▸ **Set task**
Go over the listing below line by line and tally those containing "Shop". Give only the tally.
___ Exercise material ___
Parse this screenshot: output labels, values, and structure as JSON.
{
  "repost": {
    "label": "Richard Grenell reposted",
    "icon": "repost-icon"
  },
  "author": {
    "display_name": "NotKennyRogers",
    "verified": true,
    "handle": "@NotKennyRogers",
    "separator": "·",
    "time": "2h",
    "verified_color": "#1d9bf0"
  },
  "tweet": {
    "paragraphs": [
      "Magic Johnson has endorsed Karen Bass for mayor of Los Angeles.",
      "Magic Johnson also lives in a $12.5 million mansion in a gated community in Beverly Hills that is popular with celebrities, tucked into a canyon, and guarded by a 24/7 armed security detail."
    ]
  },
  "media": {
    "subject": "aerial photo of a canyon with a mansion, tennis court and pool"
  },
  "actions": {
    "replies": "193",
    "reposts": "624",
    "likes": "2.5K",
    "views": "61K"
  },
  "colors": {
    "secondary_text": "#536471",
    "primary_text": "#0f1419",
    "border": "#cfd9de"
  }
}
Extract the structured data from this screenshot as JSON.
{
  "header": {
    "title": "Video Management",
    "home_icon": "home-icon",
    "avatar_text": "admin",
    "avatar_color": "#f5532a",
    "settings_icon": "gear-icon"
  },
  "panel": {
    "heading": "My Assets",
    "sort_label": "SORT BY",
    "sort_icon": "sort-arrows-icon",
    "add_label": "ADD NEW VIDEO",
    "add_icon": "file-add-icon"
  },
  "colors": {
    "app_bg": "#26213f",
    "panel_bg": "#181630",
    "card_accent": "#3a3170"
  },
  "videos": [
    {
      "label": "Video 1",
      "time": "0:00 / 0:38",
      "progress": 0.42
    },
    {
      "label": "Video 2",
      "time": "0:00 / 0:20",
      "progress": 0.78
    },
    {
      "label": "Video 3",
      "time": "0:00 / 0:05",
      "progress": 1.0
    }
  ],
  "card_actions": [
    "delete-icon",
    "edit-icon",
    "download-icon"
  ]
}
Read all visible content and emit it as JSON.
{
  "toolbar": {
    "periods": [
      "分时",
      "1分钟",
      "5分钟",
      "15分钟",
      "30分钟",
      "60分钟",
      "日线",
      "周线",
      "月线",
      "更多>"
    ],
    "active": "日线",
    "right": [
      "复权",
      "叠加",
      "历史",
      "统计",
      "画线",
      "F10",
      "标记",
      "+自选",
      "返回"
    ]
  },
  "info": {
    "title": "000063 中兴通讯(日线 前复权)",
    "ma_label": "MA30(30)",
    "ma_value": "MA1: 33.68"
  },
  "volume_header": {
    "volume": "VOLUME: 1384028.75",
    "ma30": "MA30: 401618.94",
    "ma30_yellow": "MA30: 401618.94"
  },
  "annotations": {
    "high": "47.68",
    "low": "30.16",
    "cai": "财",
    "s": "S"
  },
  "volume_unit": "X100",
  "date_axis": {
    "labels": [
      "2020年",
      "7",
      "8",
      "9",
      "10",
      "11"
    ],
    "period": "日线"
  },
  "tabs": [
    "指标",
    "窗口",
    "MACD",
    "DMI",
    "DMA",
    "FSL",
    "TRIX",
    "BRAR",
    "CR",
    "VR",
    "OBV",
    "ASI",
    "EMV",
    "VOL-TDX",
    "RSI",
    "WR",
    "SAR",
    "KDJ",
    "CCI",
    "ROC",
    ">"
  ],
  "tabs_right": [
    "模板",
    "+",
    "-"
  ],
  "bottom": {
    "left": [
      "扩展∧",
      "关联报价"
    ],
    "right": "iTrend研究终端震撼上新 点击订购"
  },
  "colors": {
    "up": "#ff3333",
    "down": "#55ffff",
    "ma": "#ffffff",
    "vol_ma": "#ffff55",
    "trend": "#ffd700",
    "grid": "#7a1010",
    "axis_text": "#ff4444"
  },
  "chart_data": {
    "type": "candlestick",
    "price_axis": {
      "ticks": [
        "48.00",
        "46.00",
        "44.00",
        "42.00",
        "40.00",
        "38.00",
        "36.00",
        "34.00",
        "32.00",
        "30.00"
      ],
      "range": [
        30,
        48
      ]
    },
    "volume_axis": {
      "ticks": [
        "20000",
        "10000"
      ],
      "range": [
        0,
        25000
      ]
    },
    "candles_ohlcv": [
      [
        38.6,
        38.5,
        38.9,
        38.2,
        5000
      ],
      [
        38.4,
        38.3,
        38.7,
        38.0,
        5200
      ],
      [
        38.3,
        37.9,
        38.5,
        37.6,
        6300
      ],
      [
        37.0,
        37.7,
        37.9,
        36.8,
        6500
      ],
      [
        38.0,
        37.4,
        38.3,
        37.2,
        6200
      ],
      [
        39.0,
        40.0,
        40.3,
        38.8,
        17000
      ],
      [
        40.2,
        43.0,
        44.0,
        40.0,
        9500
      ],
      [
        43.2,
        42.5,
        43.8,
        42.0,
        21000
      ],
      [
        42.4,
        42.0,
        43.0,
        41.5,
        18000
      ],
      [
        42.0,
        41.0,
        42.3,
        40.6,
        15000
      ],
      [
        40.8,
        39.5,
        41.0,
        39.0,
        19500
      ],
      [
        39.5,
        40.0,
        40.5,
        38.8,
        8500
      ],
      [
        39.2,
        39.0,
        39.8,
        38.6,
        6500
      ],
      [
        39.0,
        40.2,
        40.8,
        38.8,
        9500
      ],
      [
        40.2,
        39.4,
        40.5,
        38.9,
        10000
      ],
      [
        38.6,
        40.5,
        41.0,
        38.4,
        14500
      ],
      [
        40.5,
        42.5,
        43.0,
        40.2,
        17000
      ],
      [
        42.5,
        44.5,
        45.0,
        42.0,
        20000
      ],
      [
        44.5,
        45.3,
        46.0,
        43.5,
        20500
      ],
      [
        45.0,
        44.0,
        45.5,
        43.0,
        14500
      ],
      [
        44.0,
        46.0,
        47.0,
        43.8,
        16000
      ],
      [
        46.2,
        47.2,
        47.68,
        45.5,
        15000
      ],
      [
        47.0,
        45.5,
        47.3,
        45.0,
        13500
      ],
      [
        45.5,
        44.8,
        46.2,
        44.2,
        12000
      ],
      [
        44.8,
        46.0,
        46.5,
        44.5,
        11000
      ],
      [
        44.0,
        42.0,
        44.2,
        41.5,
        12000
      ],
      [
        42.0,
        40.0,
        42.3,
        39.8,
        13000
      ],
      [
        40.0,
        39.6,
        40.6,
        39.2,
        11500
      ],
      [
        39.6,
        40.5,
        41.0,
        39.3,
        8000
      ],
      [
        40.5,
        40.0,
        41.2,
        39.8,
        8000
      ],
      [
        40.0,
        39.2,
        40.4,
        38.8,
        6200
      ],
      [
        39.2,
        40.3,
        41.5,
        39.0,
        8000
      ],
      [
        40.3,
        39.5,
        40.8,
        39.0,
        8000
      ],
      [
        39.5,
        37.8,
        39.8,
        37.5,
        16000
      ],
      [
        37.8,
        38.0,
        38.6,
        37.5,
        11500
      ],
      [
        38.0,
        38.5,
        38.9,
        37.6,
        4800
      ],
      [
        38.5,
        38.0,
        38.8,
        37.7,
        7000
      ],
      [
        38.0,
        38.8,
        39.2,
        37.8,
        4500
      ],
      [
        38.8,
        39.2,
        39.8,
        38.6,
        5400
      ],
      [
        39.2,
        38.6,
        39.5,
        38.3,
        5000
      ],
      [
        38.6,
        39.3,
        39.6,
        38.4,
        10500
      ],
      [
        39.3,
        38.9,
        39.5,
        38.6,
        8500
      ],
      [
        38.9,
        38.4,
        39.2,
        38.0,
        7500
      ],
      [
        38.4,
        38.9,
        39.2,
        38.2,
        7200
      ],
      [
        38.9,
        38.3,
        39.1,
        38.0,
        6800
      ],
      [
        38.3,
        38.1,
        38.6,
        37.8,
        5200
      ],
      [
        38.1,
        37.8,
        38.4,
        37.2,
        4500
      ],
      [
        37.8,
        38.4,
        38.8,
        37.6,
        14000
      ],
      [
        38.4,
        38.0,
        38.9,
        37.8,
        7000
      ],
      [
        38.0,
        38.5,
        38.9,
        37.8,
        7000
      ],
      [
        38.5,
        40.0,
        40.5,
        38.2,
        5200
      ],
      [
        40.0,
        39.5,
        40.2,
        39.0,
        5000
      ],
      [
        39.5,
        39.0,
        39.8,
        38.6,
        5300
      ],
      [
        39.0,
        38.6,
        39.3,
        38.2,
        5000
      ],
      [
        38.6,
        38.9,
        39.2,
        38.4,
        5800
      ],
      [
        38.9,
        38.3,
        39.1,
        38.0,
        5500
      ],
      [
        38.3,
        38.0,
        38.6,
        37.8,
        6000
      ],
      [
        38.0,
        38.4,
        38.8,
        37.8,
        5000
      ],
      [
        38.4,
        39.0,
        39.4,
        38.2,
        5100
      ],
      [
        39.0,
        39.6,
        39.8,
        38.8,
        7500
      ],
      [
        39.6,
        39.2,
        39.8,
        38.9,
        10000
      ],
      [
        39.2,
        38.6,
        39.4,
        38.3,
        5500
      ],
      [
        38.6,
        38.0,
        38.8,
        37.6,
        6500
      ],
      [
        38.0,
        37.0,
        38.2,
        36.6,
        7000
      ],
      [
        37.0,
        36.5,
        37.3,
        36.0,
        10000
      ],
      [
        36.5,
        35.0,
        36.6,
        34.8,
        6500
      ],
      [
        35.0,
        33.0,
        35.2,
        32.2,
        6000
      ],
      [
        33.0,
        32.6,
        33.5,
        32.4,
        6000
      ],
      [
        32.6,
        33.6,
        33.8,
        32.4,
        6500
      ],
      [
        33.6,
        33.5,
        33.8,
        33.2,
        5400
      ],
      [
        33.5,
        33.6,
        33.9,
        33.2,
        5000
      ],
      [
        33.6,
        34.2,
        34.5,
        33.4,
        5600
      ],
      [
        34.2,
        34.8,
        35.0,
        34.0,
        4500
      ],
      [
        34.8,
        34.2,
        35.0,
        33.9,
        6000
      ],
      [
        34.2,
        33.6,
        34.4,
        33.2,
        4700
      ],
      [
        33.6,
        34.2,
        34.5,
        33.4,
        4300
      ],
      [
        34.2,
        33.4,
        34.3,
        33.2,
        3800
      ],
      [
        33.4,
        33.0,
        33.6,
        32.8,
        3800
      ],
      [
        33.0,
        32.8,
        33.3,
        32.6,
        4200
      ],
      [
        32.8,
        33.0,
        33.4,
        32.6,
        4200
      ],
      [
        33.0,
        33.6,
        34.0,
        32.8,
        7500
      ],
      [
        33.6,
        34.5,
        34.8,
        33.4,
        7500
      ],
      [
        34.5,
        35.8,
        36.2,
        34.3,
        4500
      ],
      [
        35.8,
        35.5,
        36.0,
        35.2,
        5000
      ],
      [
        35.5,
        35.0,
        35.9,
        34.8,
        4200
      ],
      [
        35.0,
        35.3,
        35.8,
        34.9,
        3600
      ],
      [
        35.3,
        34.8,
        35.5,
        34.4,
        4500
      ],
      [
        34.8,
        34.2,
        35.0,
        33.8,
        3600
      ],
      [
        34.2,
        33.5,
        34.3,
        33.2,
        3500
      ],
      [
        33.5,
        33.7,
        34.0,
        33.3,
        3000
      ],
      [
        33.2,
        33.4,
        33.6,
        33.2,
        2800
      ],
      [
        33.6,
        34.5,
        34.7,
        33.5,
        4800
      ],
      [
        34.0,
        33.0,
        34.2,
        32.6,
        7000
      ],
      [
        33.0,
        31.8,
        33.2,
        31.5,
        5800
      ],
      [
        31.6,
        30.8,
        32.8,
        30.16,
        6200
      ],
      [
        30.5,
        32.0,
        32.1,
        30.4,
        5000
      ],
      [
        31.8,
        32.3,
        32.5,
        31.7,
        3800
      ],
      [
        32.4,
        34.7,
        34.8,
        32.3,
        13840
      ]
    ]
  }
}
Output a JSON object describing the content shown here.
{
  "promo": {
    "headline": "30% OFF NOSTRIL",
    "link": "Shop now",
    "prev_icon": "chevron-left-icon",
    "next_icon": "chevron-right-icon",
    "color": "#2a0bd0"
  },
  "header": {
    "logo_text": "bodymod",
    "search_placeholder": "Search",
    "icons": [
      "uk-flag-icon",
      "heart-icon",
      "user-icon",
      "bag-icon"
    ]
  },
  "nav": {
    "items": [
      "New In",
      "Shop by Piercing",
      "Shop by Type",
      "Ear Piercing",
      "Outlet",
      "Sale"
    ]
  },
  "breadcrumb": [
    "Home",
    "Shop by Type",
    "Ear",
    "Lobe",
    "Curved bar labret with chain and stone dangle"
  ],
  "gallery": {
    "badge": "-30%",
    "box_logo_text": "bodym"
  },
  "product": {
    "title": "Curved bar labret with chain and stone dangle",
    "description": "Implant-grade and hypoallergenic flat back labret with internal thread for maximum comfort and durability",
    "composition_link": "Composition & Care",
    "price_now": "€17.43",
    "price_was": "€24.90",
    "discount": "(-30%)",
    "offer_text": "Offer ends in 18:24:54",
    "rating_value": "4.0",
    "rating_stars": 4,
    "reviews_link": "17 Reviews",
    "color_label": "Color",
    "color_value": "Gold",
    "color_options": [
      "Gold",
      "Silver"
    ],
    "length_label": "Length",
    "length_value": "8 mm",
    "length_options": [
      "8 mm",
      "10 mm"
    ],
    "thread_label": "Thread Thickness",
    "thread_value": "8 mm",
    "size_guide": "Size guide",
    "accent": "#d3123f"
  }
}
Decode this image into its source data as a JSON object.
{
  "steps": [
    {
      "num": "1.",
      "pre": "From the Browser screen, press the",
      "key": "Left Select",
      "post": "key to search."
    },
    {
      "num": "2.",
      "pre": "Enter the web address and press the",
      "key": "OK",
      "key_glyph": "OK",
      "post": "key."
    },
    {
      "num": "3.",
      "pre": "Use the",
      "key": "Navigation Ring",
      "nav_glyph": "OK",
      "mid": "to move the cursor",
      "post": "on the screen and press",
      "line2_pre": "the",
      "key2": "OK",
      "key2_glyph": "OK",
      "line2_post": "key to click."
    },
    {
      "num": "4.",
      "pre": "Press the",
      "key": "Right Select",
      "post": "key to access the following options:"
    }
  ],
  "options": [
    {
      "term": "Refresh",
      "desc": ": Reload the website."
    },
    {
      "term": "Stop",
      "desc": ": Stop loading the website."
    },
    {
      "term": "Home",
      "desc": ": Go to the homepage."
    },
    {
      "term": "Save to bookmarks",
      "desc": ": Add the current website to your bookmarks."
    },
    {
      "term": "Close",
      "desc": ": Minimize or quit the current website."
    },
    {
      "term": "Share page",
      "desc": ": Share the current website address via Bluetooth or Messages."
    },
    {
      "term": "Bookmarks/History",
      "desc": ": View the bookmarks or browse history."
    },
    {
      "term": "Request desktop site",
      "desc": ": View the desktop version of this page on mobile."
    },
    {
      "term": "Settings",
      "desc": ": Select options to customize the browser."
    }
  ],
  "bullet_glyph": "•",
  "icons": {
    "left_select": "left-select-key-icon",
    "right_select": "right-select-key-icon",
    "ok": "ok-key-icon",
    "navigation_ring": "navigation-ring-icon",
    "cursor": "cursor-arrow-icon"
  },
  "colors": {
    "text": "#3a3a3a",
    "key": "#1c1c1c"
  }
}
___
▸ **Exercise output**
4